MATERIAL TO PROCESS>
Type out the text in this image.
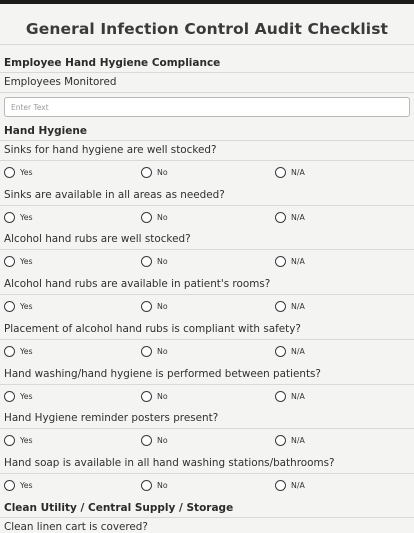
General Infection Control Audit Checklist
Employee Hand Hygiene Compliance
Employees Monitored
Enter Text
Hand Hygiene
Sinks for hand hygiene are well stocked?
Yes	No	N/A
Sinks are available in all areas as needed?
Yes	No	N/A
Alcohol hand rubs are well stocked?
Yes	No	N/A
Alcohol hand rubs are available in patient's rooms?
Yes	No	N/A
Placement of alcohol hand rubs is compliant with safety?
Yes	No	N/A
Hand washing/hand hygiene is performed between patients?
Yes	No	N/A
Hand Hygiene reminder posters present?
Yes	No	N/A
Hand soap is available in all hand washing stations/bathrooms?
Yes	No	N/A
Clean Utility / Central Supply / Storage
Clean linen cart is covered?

WHAT YOU WILL DO>
For every line in the data above that has the string "Clean", return that line.

ANSWER FOR THE TASK>
Clean Utility / Central Supply / Storage
Clean linen cart is covered?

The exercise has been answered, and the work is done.